**EXERCISE TASK:**
Write out all of the entries exactly as given.

(Excerpts from a figure dataset)
— BEGIN —

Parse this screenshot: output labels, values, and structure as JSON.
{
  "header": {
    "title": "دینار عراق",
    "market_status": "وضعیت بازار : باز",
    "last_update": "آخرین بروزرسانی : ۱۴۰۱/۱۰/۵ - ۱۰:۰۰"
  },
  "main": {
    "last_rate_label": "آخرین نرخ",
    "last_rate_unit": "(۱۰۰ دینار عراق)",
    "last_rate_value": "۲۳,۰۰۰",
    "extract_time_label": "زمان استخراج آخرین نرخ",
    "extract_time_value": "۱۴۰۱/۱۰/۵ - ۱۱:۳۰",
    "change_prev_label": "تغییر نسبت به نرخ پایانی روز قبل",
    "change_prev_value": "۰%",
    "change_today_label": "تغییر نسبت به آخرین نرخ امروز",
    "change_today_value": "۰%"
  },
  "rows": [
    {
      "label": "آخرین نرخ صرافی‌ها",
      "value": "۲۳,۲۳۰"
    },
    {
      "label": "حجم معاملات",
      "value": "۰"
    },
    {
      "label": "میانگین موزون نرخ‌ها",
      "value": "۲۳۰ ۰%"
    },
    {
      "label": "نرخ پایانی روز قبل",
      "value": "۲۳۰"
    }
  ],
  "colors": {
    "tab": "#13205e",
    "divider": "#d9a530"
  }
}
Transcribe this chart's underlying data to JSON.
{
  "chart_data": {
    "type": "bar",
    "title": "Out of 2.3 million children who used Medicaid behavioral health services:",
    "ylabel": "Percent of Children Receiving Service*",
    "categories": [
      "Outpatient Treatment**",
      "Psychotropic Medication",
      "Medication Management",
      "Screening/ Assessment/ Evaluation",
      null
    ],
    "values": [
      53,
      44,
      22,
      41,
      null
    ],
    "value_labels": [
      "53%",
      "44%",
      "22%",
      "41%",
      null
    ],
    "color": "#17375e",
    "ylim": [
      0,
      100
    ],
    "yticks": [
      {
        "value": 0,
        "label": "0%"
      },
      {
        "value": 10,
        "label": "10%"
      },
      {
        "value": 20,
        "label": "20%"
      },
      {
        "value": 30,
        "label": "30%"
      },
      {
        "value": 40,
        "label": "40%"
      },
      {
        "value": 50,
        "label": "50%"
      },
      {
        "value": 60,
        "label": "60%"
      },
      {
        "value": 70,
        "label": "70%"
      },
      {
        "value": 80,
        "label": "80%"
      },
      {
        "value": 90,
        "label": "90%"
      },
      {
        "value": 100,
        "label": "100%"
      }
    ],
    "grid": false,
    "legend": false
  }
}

— END —

**SOLVED PROBLEM:**
Parse this screenshot: output labels, values, and structure as JSON.
{
  "header": {
    "title": "دینار عراق",
    "market_status": "وضعیت بازار : باز",
    "last_update": "آخرین بروزرسانی : ۱۴۰۱/۱۰/۵ - ۱۰:۰۰"
  },
  "main": {
    "last_rate_label": "آخرین نرخ",
    "last_rate_unit": "(۱۰۰ دینار عراق)",
    "last_rate_value": "۲۳,۰۰۰",
    "extract_time_label": "زمان استخراج آخرین نرخ",
    "extract_time_value": "۱۴۰۱/۱۰/۵ - ۱۱:۳۰",
    "change_prev_label": "تغییر نسبت به نرخ پایانی روز قبل",
    "change_prev_value": "۰%",
    "change_today_label": "تغییر نسبت به آخرین نرخ امروز",
    "change_today_value": "۰%"
  },
  "rows": [
    {
      "label": "آخرین نرخ صرافی‌ها",
      "value": "۲۳,۲۳۰"
    },
    {
      "label": "حجم معاملات",
      "value": "۰"
    },
    {
      "label": "میانگین موزون نرخ‌ها",
      "value": "۲۳۰ ۰%"
    },
    {
      "label": "نرخ پایانی روز قبل",
      "value": "۲۳۰"
    }
  ],
  "colors": {
    "tab": "#13205e",
    "divider": "#d9a530"
  }
}
Transcribe this chart's underlying data to JSON.
{
  "chart_data": {
    "type": "bar",
    "title": "Out of 2.3 million children who used Medicaid behavioral health services:",
    "ylabel": "Percent of Children Receiving Service*",
    "categories": [
      "Outpatient Treatment**",
      "Psychotropic Medication",
      "Medication Management",
      "Screening/ Assessment/ Evaluation",
      null
    ],
    "values": [
      53,
      44,
      22,
      41,
      null
    ],
    "value_labels": [
      "53%",
      "44%",
      "22%",
      "41%",
      null
    ],
    "color": "#17375e",
    "ylim": [
      0,
      100
    ],
    "yticks": [
      {
        "value": 0,
        "label": "0%"
      },
      {
        "value": 10,
        "label": "10%"
      },
      {
        "value": 20,
        "label": "20%"
      },
      {
        "value": 30,
        "label": "30%"
      },
      {
        "value": 40,
        "label": "40%"
      },
      {
        "value": 50,
        "label": "50%"
      },
      {
        "value": 60,
        "label": "60%"
      },
      {
        "value": 70,
        "label": "70%"
      },
      {
        "value": 80,
        "label": "80%"
      },
      {
        "value": 90,
        "label": "90%"
      },
      {
        "value": 100,
        "label": "100%"
      }
    ],
    "grid": false,
    "legend": false
  }
}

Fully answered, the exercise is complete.